• _GIVEN RECORDS_:
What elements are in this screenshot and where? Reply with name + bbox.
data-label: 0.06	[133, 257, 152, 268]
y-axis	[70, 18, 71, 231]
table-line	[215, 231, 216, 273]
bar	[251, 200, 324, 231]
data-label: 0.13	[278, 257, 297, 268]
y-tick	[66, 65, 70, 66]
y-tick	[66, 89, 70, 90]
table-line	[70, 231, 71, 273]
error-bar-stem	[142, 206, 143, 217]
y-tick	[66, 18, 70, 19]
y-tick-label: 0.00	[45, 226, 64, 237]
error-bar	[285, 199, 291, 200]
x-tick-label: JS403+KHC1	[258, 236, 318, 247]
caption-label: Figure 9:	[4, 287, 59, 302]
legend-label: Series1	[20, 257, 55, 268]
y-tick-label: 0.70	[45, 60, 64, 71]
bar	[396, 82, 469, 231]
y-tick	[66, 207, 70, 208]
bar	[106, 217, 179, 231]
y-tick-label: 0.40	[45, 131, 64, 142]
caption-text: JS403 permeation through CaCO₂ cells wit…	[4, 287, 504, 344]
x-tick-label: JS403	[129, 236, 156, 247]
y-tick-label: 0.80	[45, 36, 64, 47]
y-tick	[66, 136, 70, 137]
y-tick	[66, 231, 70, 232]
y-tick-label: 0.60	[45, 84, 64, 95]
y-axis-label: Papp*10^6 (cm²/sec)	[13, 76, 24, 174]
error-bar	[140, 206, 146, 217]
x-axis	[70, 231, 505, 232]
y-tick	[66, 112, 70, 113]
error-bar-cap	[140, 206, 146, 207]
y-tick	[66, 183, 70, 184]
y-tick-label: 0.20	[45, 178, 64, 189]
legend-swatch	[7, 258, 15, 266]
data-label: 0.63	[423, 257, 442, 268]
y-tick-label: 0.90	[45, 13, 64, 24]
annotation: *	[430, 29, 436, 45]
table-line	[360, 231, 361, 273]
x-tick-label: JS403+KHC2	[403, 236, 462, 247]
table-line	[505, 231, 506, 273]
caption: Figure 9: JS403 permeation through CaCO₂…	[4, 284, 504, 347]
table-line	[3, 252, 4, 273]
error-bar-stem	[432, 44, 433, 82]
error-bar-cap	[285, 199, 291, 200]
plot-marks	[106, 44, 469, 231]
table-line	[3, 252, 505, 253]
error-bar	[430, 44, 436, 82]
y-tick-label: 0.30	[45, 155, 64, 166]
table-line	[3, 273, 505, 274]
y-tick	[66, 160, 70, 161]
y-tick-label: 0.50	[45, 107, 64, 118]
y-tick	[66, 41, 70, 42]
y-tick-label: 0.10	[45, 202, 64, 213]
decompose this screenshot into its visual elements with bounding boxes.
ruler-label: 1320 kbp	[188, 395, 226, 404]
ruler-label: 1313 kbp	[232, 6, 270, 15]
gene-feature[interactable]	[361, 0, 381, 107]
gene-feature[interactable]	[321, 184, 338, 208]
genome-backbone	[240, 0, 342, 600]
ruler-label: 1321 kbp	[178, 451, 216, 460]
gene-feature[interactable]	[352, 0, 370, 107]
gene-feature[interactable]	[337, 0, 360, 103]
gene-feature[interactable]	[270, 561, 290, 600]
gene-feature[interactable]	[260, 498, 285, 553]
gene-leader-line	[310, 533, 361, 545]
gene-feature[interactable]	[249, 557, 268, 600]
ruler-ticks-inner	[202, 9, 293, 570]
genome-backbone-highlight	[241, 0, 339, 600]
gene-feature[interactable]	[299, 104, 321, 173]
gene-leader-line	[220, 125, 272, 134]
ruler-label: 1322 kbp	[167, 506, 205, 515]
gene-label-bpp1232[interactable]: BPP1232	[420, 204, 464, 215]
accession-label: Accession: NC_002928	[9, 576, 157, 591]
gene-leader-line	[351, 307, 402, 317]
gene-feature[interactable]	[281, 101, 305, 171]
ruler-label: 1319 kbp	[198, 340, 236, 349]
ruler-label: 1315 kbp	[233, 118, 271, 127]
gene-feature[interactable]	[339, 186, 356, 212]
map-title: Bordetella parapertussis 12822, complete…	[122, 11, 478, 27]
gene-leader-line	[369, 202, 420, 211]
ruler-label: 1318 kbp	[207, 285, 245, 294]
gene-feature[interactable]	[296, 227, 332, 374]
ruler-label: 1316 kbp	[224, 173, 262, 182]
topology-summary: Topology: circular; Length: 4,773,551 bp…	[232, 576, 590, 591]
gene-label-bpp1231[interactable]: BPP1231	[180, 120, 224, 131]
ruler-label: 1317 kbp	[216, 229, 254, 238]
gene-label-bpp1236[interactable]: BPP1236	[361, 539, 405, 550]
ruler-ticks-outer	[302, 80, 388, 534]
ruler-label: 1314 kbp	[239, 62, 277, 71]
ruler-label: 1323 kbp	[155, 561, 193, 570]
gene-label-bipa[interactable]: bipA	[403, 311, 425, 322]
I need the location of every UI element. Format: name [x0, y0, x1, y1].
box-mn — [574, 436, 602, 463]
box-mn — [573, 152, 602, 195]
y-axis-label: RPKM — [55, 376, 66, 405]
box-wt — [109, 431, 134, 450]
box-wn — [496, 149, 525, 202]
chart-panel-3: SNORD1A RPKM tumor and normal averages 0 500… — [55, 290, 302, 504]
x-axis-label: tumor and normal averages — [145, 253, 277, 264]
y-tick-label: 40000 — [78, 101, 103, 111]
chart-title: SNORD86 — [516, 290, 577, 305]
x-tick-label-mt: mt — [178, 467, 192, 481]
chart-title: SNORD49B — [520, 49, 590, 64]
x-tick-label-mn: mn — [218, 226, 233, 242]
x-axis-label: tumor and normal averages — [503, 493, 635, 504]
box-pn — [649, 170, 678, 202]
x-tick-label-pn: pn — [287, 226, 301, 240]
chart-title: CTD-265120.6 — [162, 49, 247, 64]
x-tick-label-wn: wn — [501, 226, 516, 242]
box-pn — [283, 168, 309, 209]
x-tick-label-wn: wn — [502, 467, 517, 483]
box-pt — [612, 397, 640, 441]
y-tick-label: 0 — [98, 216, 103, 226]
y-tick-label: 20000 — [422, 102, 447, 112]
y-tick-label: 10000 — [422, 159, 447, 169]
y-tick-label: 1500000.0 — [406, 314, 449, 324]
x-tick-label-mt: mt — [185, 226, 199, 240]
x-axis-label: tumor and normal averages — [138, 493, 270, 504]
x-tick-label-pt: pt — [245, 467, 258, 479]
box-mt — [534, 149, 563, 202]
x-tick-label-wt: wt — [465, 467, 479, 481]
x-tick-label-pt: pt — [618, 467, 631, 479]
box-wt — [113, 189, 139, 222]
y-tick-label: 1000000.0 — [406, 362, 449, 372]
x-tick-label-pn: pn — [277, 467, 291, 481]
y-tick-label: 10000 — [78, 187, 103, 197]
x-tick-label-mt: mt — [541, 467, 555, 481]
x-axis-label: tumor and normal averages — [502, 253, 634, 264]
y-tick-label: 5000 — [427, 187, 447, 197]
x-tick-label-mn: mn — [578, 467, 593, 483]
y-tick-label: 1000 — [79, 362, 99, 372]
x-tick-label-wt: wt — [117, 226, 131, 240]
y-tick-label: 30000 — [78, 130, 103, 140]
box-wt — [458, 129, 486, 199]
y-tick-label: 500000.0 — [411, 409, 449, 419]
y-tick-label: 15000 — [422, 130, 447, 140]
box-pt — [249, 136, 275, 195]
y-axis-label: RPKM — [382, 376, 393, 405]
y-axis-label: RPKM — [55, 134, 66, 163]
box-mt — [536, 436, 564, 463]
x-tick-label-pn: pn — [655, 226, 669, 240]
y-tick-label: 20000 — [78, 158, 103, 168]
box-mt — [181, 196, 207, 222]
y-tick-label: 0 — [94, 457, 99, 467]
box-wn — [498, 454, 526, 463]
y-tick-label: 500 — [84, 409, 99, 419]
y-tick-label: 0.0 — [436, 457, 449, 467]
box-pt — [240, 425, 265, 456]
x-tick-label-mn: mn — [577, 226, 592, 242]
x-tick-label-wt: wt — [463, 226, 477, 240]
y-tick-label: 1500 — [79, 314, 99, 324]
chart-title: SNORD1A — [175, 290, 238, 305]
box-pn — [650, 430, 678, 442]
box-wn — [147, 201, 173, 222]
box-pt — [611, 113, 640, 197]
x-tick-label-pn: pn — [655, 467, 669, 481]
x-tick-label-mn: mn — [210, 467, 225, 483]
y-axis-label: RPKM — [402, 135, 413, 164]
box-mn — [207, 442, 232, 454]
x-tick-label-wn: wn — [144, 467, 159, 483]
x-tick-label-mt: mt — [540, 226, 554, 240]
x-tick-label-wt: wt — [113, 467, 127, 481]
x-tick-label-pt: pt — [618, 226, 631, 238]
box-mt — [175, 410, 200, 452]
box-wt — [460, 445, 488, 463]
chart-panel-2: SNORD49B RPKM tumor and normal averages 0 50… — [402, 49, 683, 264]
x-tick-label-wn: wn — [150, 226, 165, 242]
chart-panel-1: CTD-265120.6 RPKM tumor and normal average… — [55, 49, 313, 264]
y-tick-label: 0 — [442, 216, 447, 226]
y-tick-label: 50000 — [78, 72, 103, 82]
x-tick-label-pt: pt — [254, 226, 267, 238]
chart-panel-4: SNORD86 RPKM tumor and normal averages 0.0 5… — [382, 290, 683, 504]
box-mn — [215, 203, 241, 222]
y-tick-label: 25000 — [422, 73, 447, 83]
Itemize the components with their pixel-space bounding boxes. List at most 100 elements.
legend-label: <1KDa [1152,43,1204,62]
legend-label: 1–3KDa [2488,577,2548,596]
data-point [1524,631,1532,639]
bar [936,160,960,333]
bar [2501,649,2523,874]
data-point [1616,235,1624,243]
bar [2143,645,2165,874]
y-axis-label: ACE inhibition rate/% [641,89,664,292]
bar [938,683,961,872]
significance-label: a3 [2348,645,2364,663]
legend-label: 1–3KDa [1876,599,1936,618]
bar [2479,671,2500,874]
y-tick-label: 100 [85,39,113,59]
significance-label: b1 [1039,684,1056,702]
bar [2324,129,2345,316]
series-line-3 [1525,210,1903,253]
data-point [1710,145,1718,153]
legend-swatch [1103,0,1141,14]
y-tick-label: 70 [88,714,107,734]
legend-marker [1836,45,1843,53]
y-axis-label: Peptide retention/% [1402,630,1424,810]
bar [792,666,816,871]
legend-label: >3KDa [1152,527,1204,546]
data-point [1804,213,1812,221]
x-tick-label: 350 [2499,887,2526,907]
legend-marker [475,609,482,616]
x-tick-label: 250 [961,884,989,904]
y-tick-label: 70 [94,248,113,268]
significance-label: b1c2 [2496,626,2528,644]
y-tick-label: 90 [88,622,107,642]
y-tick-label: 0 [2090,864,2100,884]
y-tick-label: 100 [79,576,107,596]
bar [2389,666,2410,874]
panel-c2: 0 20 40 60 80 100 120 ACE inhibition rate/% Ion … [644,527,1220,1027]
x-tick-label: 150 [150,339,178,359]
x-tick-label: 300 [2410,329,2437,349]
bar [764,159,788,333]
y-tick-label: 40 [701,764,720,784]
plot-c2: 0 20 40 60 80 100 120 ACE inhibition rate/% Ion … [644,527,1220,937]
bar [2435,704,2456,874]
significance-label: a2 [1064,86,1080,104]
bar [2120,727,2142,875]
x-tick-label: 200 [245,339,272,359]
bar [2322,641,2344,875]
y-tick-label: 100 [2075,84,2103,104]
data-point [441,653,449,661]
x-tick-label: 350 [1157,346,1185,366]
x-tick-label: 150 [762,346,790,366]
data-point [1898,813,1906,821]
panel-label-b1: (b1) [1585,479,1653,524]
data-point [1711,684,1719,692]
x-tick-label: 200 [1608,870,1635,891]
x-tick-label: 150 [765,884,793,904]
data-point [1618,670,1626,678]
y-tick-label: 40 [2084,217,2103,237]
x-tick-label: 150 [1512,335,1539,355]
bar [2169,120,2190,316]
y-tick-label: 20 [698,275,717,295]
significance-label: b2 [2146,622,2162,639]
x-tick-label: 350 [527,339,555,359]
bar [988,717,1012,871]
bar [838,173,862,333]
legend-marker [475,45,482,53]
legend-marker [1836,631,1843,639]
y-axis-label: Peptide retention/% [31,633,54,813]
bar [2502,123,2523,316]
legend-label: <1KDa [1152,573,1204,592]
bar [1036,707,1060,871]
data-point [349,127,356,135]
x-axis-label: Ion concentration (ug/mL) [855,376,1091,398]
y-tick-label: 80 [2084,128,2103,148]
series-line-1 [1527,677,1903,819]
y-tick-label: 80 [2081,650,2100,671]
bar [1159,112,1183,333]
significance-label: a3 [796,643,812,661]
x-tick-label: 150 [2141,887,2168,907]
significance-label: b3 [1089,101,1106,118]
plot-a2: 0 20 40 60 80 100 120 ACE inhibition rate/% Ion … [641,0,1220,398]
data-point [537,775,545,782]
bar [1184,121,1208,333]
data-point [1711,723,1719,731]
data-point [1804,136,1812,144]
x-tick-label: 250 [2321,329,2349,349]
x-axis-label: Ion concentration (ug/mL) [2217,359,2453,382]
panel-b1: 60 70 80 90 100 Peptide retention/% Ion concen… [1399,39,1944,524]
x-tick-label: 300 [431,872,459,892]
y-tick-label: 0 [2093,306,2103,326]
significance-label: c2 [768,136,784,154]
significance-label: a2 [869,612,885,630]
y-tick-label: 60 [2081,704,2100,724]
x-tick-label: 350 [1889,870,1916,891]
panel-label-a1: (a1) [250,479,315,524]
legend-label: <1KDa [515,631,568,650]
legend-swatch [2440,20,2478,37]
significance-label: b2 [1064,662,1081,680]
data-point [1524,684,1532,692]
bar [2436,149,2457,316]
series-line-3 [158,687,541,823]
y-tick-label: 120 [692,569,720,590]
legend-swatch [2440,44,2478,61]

• _EXERCISE REQUIREMENTS_: Every line with "retention" in it should be copied from the entries above.

• _REPLY_:
y-axis-label: Peptide retention/% [1402,630,1424,810]
y-axis-label: Peptide retention/% [31,633,54,813]
panel-b1: 60 70 80 90 100 Peptide retention/% Ion concen… [1399,39,1944,524]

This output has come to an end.